■ **WHAT TO WORK ON**: Each line of the listing must be transcribed exactly, except for the images, which should be excluded.

BEGIN TASK INPUTS

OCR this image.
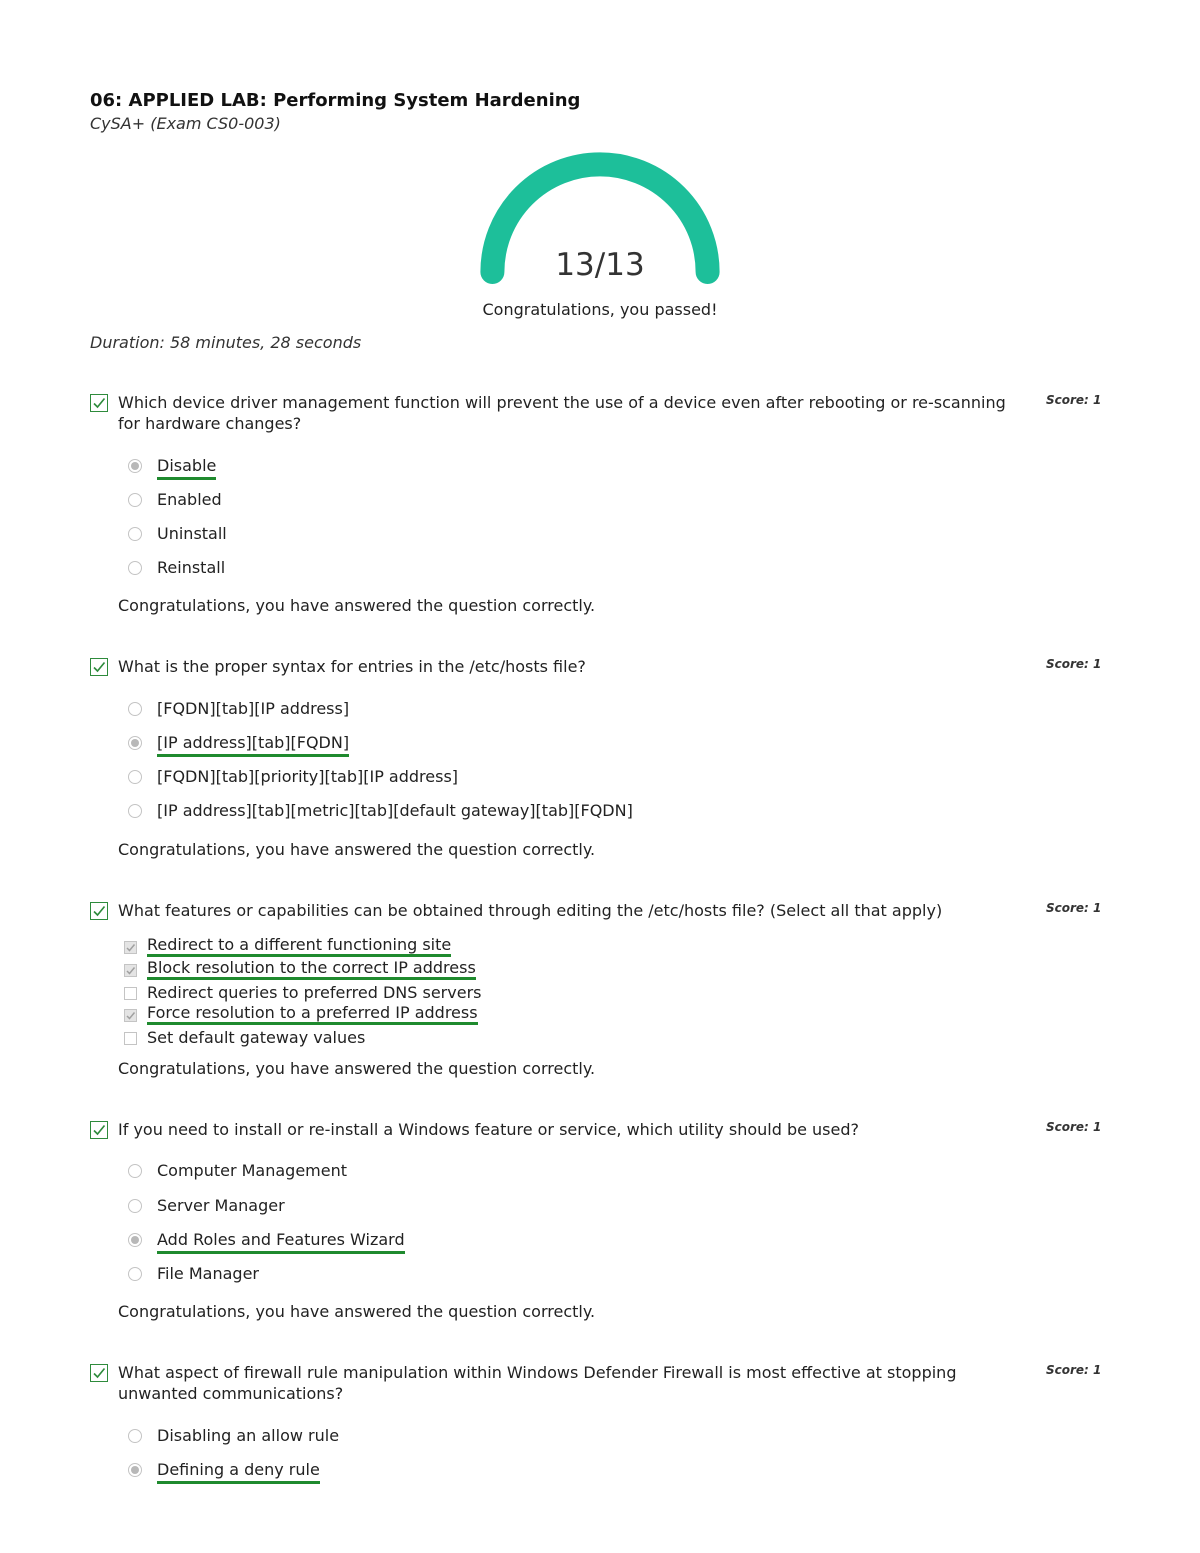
06: APPLIED LAB: Performing System Hardening
CySA+ (Exam CS0-003)
13/13
Congratulations, you passed!
Duration: 58 minutes, 28 seconds
Which device driver management function will prevent the use of a device even after rebooting or re-scanning for hardware changes?
Score: 1
Disable
Enabled
Uninstall
Reinstall
Congratulations, you have answered the question correctly.
What is the proper syntax for entries in the /etc/hosts file?	Score: 1
[FQDN][tab][IP address]
[IP address][tab][FQDN]
[FQDN][tab][priority][tab][IP address]
[IP address][tab][metric][tab][default gateway][tab][FQDN]
Congratulations, you have answered the question correctly.
What features or capabilities can be obtained through editing the /etc/hosts file? (Select all that apply)	Score: 1
Redirect to a different functioning site
Block resolution to the correct IP address
Redirect queries to preferred DNS servers
Force resolution to a preferred IP address
Set default gateway values
Congratulations, you have answered the question correctly.
If you need to install or re-install a Windows feature or service, which utility should be used?	Score: 1
Computer Management
Server Manager
Add Roles and Features Wizard
File Manager
Congratulations, you have answered the question correctly.
What aspect of firewall rule manipulation within Windows Defender Firewall is most effective at stopping unwanted communications?
Score: 1
Disabling an allow rule
Defining a deny rule
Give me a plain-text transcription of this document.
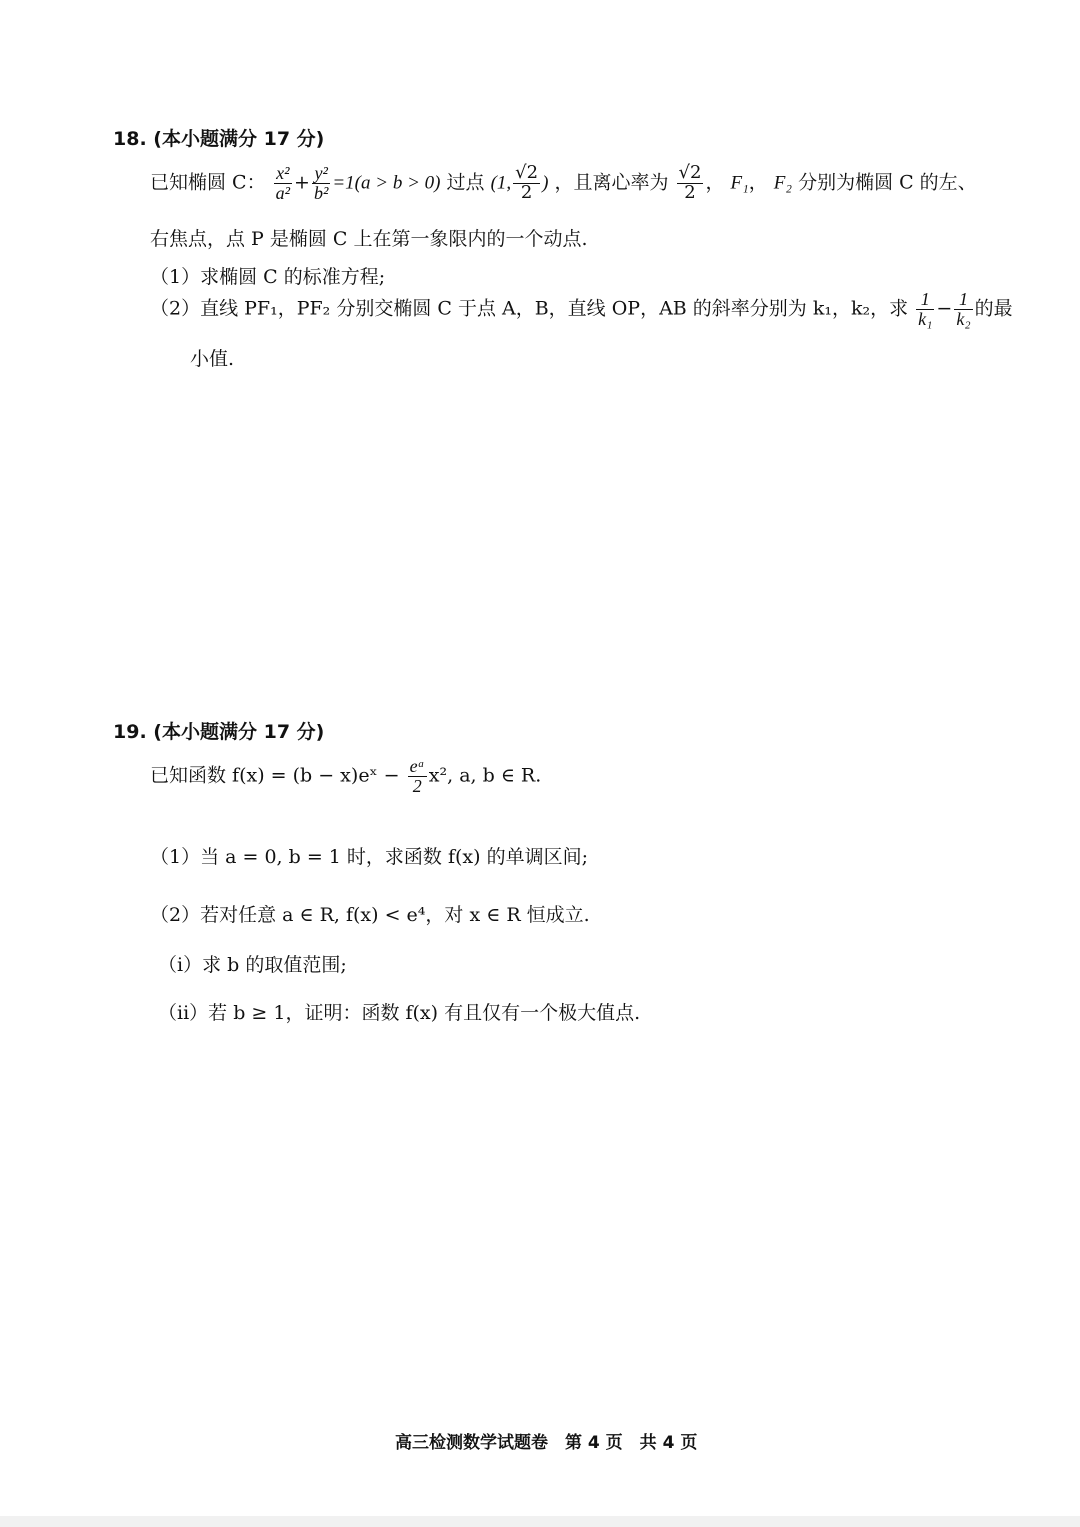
18. (本小题满分 17 分)
已知椭圆 C： $\frac{\text{x²}}{\text{a²}} + \frac{\text{y²}}{\text{b²}} =1(a > b > 0)$ 过点 (1, $\frac{√2}{2}$ ) ，且离心率为 $\frac{√2}{2}$ ， F₁， F₂ 分别为椭圆 C 的左、
右焦点，点 P 是椭圆 C 上在第一象限内的一个动点.
（1）求椭圆 C 的标准方程;
（2）直线 PF₁，PF₂ 分别交椭圆 C 于点 A，B，直线 OP，AB 的斜率分别为 k₁，k₂，求 $\frac{1}{\text{k₁}} - \frac{1}{\text{k₂}}$ 的最
小值.
19. (本小题满分 17 分)
已知函数 f(x) = (b − x)eˣ − $\frac{\text{eᵃ}}{2} x^2$, a, b ∈ R.
（1）当 a = 0, b = 1 时，求函数 f(x) 的单调区间;
（2）若对任意 a ∈ R, f(x) < e⁴，对 x ∈ R 恒成立.
（i）求 b 的取值范围;
（ii）若 b ≥ 1，证明：函数 f(x) 有且仅有一个极大值点.
高三检测数学试题卷　第 4 页　共 4 页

END TASK INPUTS

■ **EXERCISE ANSWER**:
OCR this image.
06: APPLIED LAB: Performing System Hardening
CySA+ (Exam CS0-003)
13/13
Congratulations, you passed!
Duration: 58 minutes, 28 seconds
Which device driver management function will prevent the use of a device even after rebooting or re-scanning for hardware changes?
Score: 1
Disable
Enabled
Uninstall
Reinstall
Congratulations, you have answered the question correctly.
What is the proper syntax for entries in the /etc/hosts file?	Score: 1
[FQDN][tab][IP address]
[IP address][tab][FQDN]
[FQDN][tab][priority][tab][IP address]
[IP address][tab][metric][tab][default gateway][tab][FQDN]
Congratulations, you have answered the question correctly.
What features or capabilities can be obtained through editing the /etc/hosts file? (Select all that apply)	Score: 1
Redirect to a different functioning site
Block resolution to the correct IP address
Redirect queries to preferred DNS servers
Force resolution to a preferred IP address
Set default gateway values
Congratulations, you have answered the question correctly.
If you need to install or re-install a Windows feature or service, which utility should be used?	Score: 1
Computer Management
Server Manager
Add Roles and Features Wizard
File Manager
Congratulations, you have answered the question correctly.
What aspect of firewall rule manipulation within Windows Defender Firewall is most effective at stopping unwanted communications?
Score: 1
Disabling an allow rule
Defining a deny rule
Give me a plain-text transcription of this document.
18. (本小题满分 17 分)
已知椭圆 C： $\frac{\text{x²}}{\text{a²}} + \frac{\text{y²}}{\text{b²}} =1(a > b > 0)$ 过点 (1, $\frac{√2}{2}$ ) ，且离心率为 $\frac{√2}{2}$ ， F₁， F₂ 分别为椭圆 C 的左、
右焦点，点 P 是椭圆 C 上在第一象限内的一个动点.
（1）求椭圆 C 的标准方程;
（2）直线 PF₁，PF₂ 分别交椭圆 C 于点 A，B，直线 OP，AB 的斜率分别为 k₁，k₂，求 $\frac{1}{\text{k₁}} - \frac{1}{\text{k₂}}$ 的最
小值.
19. (本小题满分 17 分)
已知函数 f(x) = (b − x)eˣ − $\frac{\text{eᵃ}}{2} x^2$, a, b ∈ R.
（1）当 a = 0, b = 1 时，求函数 f(x) 的单调区间;
（2）若对任意 a ∈ R, f(x) < e⁴，对 x ∈ R 恒成立.
（i）求 b 的取值范围;
（ii）若 b ≥ 1，证明：函数 f(x) 有且仅有一个极大值点.
高三检测数学试题卷　第 4 页　共 4 页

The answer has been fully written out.